Copy the lines below verbatim, beginning with the line that includes "What's the underlying" and continuing to the end; leave out everything before it.

▶ [STORED DATA]
## begin

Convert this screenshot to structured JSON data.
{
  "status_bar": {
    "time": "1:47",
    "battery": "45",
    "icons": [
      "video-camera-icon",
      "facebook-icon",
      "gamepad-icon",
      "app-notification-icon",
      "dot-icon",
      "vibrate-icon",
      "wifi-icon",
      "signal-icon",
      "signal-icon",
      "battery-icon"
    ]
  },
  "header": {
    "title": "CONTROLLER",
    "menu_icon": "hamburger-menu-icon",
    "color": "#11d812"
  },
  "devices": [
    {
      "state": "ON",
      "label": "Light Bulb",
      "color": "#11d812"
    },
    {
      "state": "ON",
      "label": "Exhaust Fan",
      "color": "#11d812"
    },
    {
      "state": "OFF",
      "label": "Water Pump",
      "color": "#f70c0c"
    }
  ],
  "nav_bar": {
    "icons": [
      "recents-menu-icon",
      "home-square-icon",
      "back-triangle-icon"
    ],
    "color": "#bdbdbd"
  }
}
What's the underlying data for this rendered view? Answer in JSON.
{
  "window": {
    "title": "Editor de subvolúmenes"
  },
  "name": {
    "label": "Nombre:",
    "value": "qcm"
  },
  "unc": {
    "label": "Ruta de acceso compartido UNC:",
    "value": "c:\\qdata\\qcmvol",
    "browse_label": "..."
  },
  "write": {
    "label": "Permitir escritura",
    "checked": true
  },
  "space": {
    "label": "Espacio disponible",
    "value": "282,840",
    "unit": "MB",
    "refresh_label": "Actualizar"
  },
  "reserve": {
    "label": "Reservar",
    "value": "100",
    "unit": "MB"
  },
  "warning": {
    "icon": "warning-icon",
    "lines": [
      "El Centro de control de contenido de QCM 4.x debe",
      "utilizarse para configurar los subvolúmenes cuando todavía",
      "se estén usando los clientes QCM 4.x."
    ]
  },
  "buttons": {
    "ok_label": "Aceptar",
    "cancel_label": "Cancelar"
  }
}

## end

▶ [COMPLETED EXERCISE]
What's the underlying data for this rendered view? Answer in JSON.
{
  "window": {
    "title": "Editor de subvolúmenes"
  },
  "name": {
    "label": "Nombre:",
    "value": "qcm"
  },
  "unc": {
    "label": "Ruta de acceso compartido UNC:",
    "value": "c:\\qdata\\qcmvol",
    "browse_label": "..."
  },
  "write": {
    "label": "Permitir escritura",
    "checked": true
  },
  "space": {
    "label": "Espacio disponible",
    "value": "282,840",
    "unit": "MB",
    "refresh_label": "Actualizar"
  },
  "reserve": {
    "label": "Reservar",
    "value": "100",
    "unit": "MB"
  },
  "warning": {
    "icon": "warning-icon",
    "lines": [
      "El Centro de control de contenido de QCM 4.x debe",
      "utilizarse para configurar los subvolúmenes cuando todavía",
      "se estén usando los clientes QCM 4.x."
    ]
  },
  "buttons": {
    "ok_label": "Aceptar",
    "cancel_label": "Cancelar"
  }
}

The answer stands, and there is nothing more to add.